What you return should match every record exactly, with the images removed.
<<<<
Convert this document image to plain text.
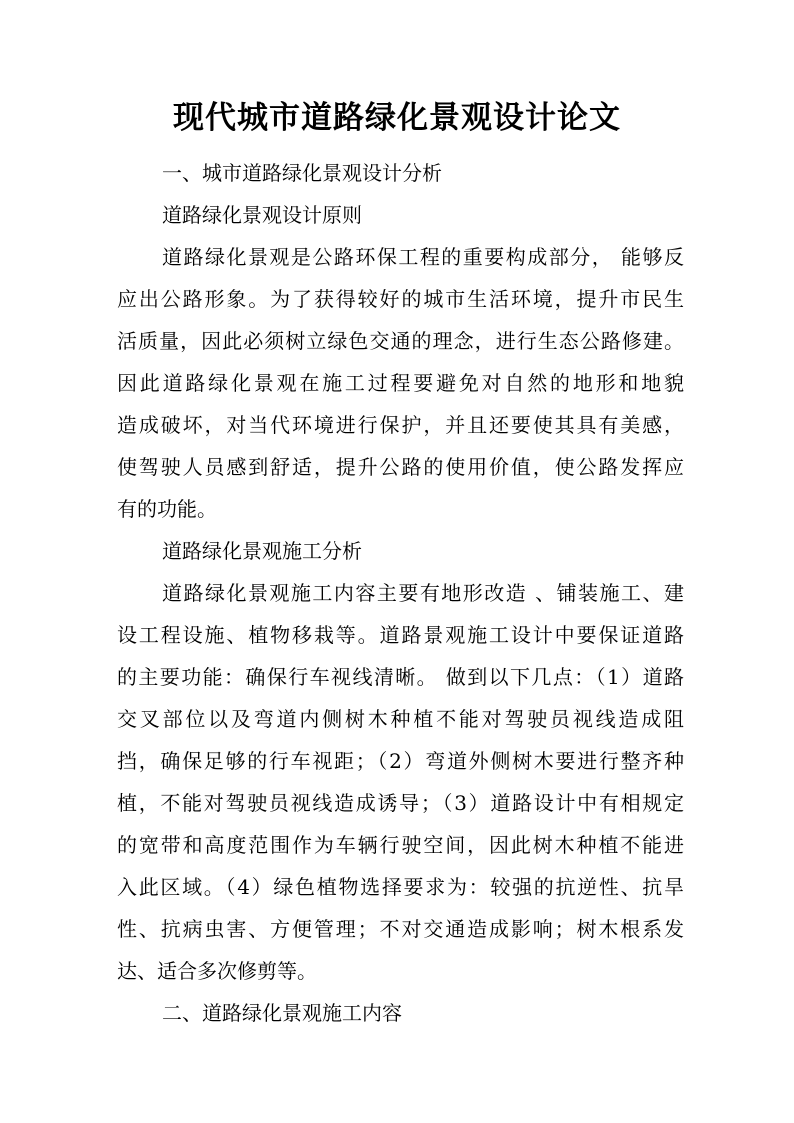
现代城市道路绿化景观设计论文
一、城市道路绿化景观设计分析
道路绿化景观设计原则
道路绿化景观是公路环保工程的重要构成部分， 能够反
应出公路形象。为了获得较好的城市生活环境，提升市民生
活质量，因此必须树立绿色交通的理念，进行生态公路修建。
因此道路绿化景观在施工过程要避免对自然的地形和地貌
造成破坏，对当代环境进行保护，并且还要使其具有美感，
使驾驶人员感到舒适，提升公路的使用价值，使公路发挥应
有的功能。
道路绿化景观施工分析
道路绿化景观施工内容主要有地形改造 、铺装施工、建
设工程设施、植物移栽等。道路景观施工设计中要保证道路
的主要功能：确保行车视线清晰。 做到以下几点：（1）道路
交叉部位以及弯道内侧树木种植不能对驾驶员视线造成阻
挡，确保足够的行车视距；（2）弯道外侧树木要进行整齐种
植，不能对驾驶员视线造成诱导；（3）道路设计中有相规定
的宽带和高度范围作为车辆行驶空间，因此树木种植不能进
入此区域。（4）绿色植物选择要求为：较强的抗逆性、抗旱
性、抗病虫害、方便管理；不对交通造成影响；树木根系发
达、适合多次修剪等。
二、道路绿化景观施工内容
>>>>
**ANSWER TO THIS EXERCISE**
Convert this document image to plain text.
现代城市道路绿化景观设计论文
一、城市道路绿化景观设计分析
道路绿化景观设计原则
道路绿化景观是公路环保工程的重要构成部分， 能够反
应出公路形象。为了获得较好的城市生活环境，提升市民生
活质量，因此必须树立绿色交通的理念，进行生态公路修建。
因此道路绿化景观在施工过程要避免对自然的地形和地貌
造成破坏，对当代环境进行保护，并且还要使其具有美感，
使驾驶人员感到舒适，提升公路的使用价值，使公路发挥应
有的功能。
道路绿化景观施工分析
道路绿化景观施工内容主要有地形改造 、铺装施工、建
设工程设施、植物移栽等。道路景观施工设计中要保证道路
的主要功能：确保行车视线清晰。 做到以下几点：（1）道路
交叉部位以及弯道内侧树木种植不能对驾驶员视线造成阻
挡，确保足够的行车视距；（2）弯道外侧树木要进行整齐种
植，不能对驾驶员视线造成诱导；（3）道路设计中有相规定
的宽带和高度范围作为车辆行驶空间，因此树木种植不能进
入此区域。（4）绿色植物选择要求为：较强的抗逆性、抗旱
性、抗病虫害、方便管理；不对交通造成影响；树木根系发
达、适合多次修剪等。
二、道路绿化景观施工内容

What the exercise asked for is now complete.